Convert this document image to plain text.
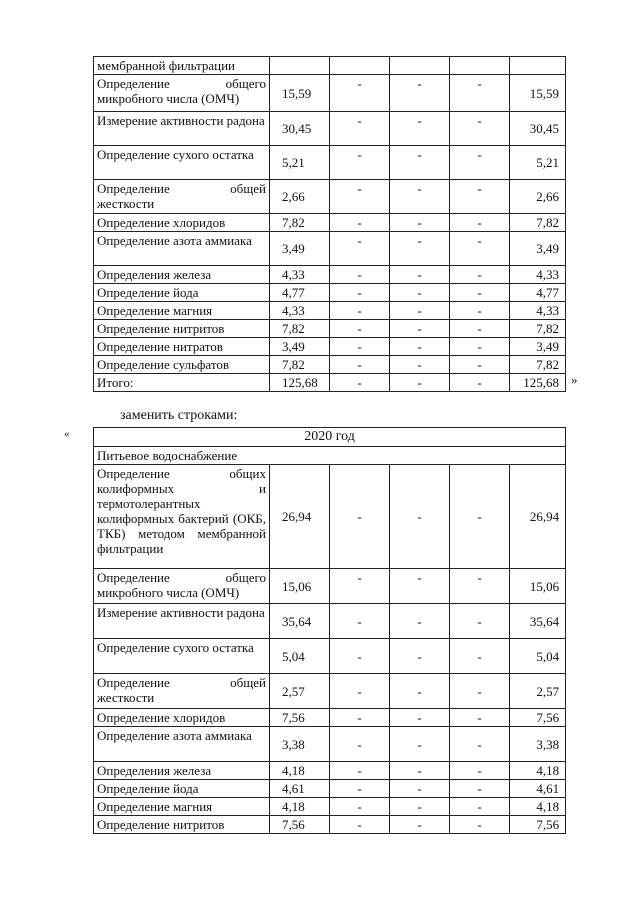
мембранной фильтрации					
Определение общего микробного числа (ОМЧ)	15,59	-	-	-	15,59
Измерение активности радона	30,45	-	-	-	30,45
Определение сухого остатка	5,21	-	-	-	5,21
Определение общей жесткости	2,66	-	-	-	2,66
Определение хлоридов	7,82	-	-	-	7,82
Определение азота аммиака	3,49	-	-	-	3,49
Определения железа	4,33	-	-	-	4,33
Определение йода	4,77	-	-	-	4,77
Определение магния	4,33	-	-	-	4,33
Определение нитритов	7,82	-	-	-	7,82
Определение нитратов	3,49	-	-	-	3,49
Определение сульфатов	7,82	-	-	-	7,82
Итого:	125,68	-	-	-	125,68 »
заменить строками:
«	2020 год					
Питьевое водоснабжение					
Определение общих колиформных и термотолерантных колиформных бактерий (ОКБ, ТКБ) методом мембранной фильтрации	26,94	-	-	-	26,94
Определение общего микробного числа (ОМЧ)	15,06	-	-	-	15,06
Измерение активности радона	35,64	-	-	-	35,64
Определение сухого остатка	5,04	-	-	-	5,04
Определение общей жесткости	2,57	-	-	-	2,57
Определение хлоридов	7,56	-	-	-	7,56
Определение азота аммиака	3,38	-	-	-	3,38
Определения железа	4,18	-	-	-	4,18
Определение йода	4,61	-	-	-	4,61
Определение магния	4,18	-	-	-	4,18
Определение нитритов	7,56	-	-	-	7,56
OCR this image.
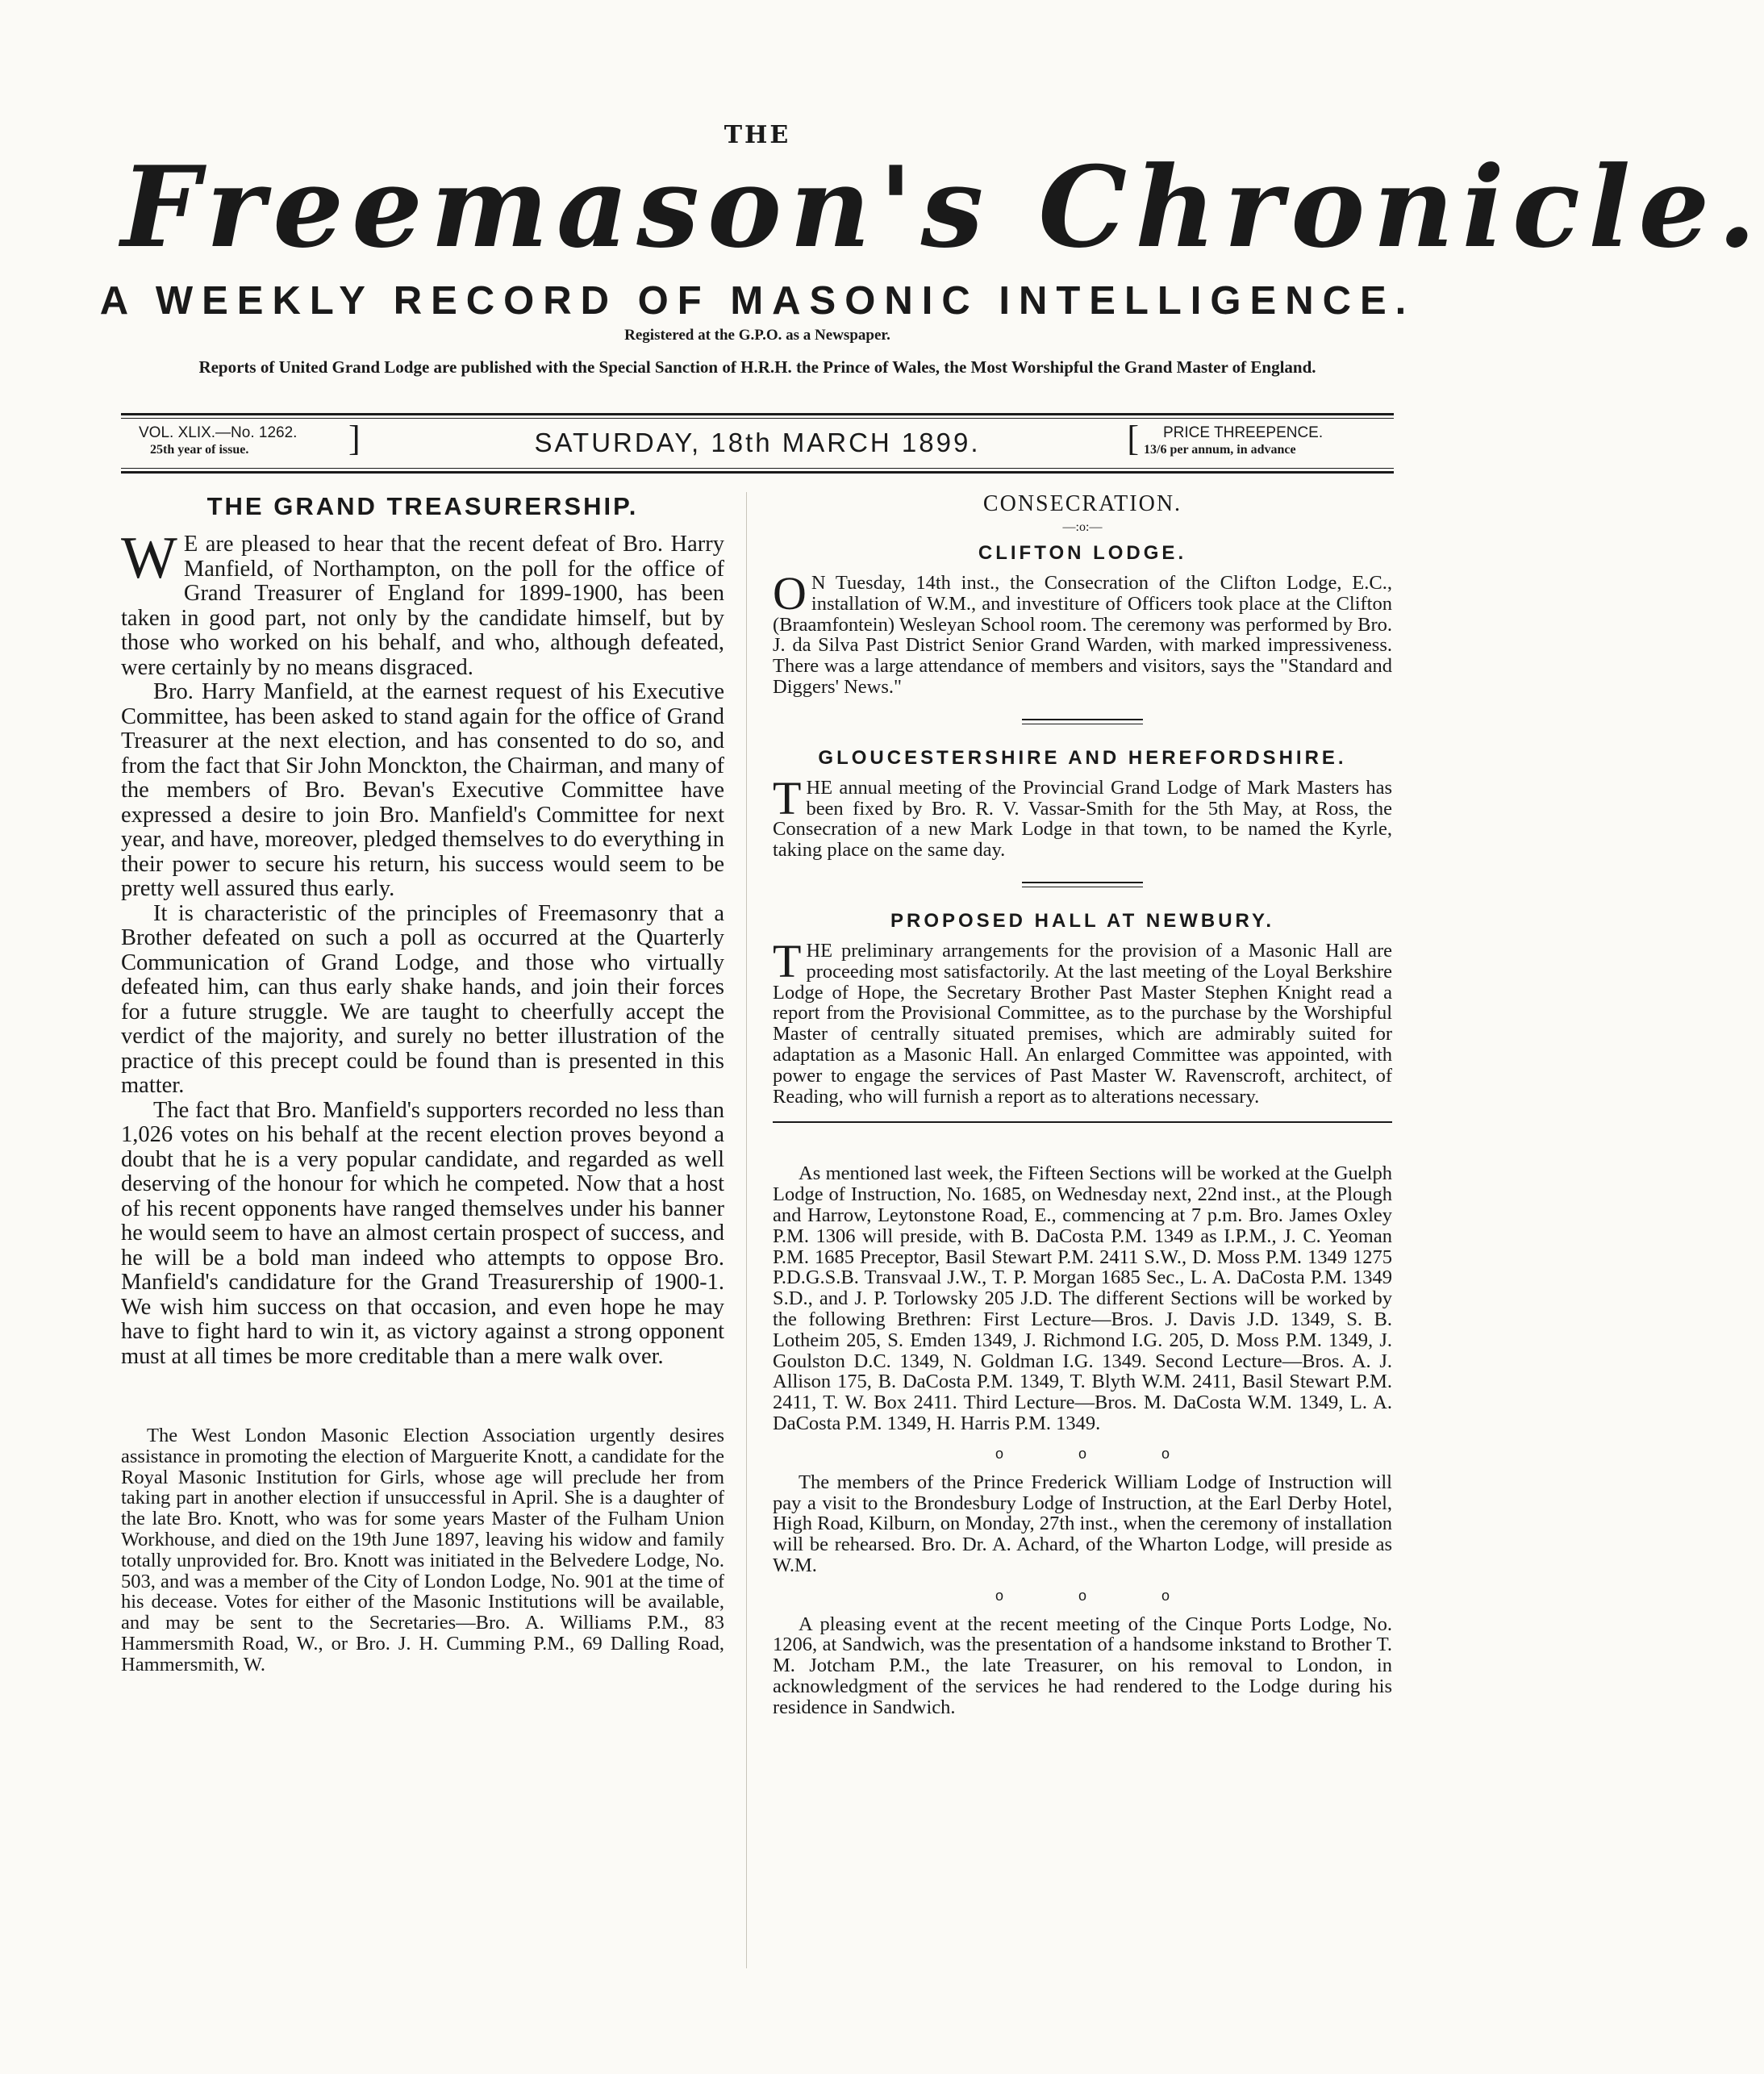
THE
Freemason's Chronicle.
A WEEKLY RECORD OF MASONIC INTELLIGENCE.
Registered at the G.P.O. as a Newspaper.
Reports of United Grand Lodge are published with the Special Sanction of H.R.H. the Prince of Wales, the Most Worshipful the Grand Master of England.
VOL. XLIX.—No. 1262.
25th year of issue.	]	SATURDAY, 18th MARCH 1899.	[	PRICE THREEPENCE.
13/6 per annum, in advance
THE GRAND TREASURERSHIP.

W E are pleased to hear that the recent defeat of Bro. Harry Manfield, of Northampton, on the poll for the office of Grand Treasurer of England for 1899-1900, has been taken in good part, not only by the candidate himself, but by those who worked on his behalf, and who, although defeated, were certainly by no means disgraced.

Bro. Harry Manfield, at the earnest request of his Executive Committee, has been asked to stand again for the office of Grand Treasurer at the next election, and has consented to do so, and from the fact that Sir John Monckton, the Chairman, and many of the members of Bro. Bevan's Executive Committee have expressed a desire to join Bro. Manfield's Committee for next year, and have, moreover, pledged themselves to do everything in their power to secure his return, his success would seem to be pretty well assured thus early.

It is characteristic of the principles of Freemasonry that a Brother defeated on such a poll as occurred at the Quarterly Communication of Grand Lodge, and those who virtually defeated him, can thus early shake hands, and join their forces for a future struggle. We are taught to cheerfully accept the verdict of the majority, and surely no better illustration of the practice of this precept could be found than is presented in this matter.

The fact that Bro. Manfield's supporters recorded no less than 1,026 votes on his behalf at the recent election proves beyond a doubt that he is a very popular candidate, and regarded as well deserving of the honour for which he competed. Now that a host of his recent opponents have ranged themselves under his banner he would seem to have an almost certain prospect of success, and he will be a bold man indeed who attempts to oppose Bro. Manfield's candidature for the Grand Treasurership of 1900-1. We wish him success on that occasion, and even hope he may have to fight hard to win it, as victory against a strong opponent must at all times be more creditable than a mere walk over.

The West London Masonic Election Association urgently desires assistance in promoting the election of Marguerite Knott, a candidate for the Royal Masonic Institution for Girls, whose age will preclude her from taking part in another election if unsuccessful in April. She is a daughter of the late Bro. Knott, who was for some years Master of the Fulham Union Workhouse, and died on the 19th June 1897, leaving his widow and family totally unprovided for. Bro. Knott was initiated in the Belvedere Lodge, No. 503, and was a member of the City of London Lodge, No. 901 at the time of his decease. Votes for either of the Masonic Institutions will be available, and may be sent to the Secretaries—Bro. A. Williams P.M., 83 Hammersmith Road, W., or Bro. J. H. Cumming P.M., 69 Dalling Road, Hammersmith, W.

CONSECRATION.
—:o:—
CLIFTON LODGE.

O N Tuesday, 14th inst., the Consecration of the Clifton Lodge, E.C., installation of W.M., and investiture of Officers took place at the Clifton (Braamfontein) Wesleyan School room. The ceremony was performed by Bro. J. da Silva Past District Senior Grand Warden, with marked impressiveness. There was a large attendance of members and visitors, says the "Standard and Diggers' News."

GLOUCESTERSHIRE AND HEREFORDSHIRE.

THE annual meeting of the Provincial Grand Lodge of Mark Masters has been fixed by Bro. R. V. Vassar-Smith for the 5th May, at Ross, the Consecration of a new Mark Lodge in that town, to be named the Kyrle, taking place on the same day.

PROPOSED HALL AT NEWBURY.

THE preliminary arrangements for the provision of a Masonic Hall are proceeding most satisfactorily. At the last meeting of the Loyal Berkshire Lodge of Hope, the Secretary Brother Past Master Stephen Knight read a report from the Provisional Committee, as to the purchase by the Worshipful Master of centrally situated premises, which are admirably suited for adaptation as a Masonic Hall. An enlarged Committee was appointed, with power to engage the services of Past Master W. Ravenscroft, architect, of Reading, who will furnish a report as to alterations necessary.

As mentioned last week, the Fifteen Sections will be worked at the Guelph Lodge of Instruction, No. 1685, on Wednesday next, 22nd inst., at the Plough and Harrow, Leytonstone Road, E., commencing at 7 p.m. Bro. James Oxley P.M. 1306 will preside, with B. DaCosta P.M. 1349 as I.P.M., J. C. Yeoman P.M. 1685 Preceptor, Basil Stewart P.M. 2411 S.W., D. Moss P.M. 1349 1275 P.D.G.S.B. Transvaal J.W., T. P. Morgan 1685 Sec., L. A. DaCosta P.M. 1349 S.D., and J. P. Torlowsky 205 J.D. The different Sections will be worked by the following Brethren: First Lecture—Bros. J. Davis J.D. 1349, S. B. Lotheim 205, S. Emden 1349, J. Richmond I.G. 205, D. Moss P.M. 1349, J. Goulston D.C. 1349, N. Goldman I.G. 1349. Second Lecture—Bros. A. J. Allison 175, B. DaCosta P.M. 1349, T. Blyth W.M. 2411, Basil Stewart P.M. 2411, T. W. Box 2411. Third Lecture—Bros. M. DaCosta W.M. 1349, L. A. DaCosta P.M. 1349, H. Harris P.M. 1349.

o o o

The members of the Prince Frederick William Lodge of Instruction will pay a visit to the Brondesbury Lodge of Instruction, at the Earl Derby Hotel, High Road, Kilburn, on Monday, 27th inst., when the ceremony of installation will be rehearsed. Bro. Dr. A. Achard, of the Wharton Lodge, will preside as W.M.

o o o

A pleasing event at the recent meeting of the Cinque Ports Lodge, No. 1206, at Sandwich, was the presentation of a handsome inkstand to Brother T. M. Jotcham P.M., the late Treasurer, on his removal to London, in acknowledgment of the services he had rendered to the Lodge during his residence in Sandwich.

# Work to do:
From the material above, copy each line that includes the word "аммиака".

# Exercise response:
Определение азота аммиака	3,49	-	-	-	3,49
Определение азота аммиака	3,38	-	-	-	3,38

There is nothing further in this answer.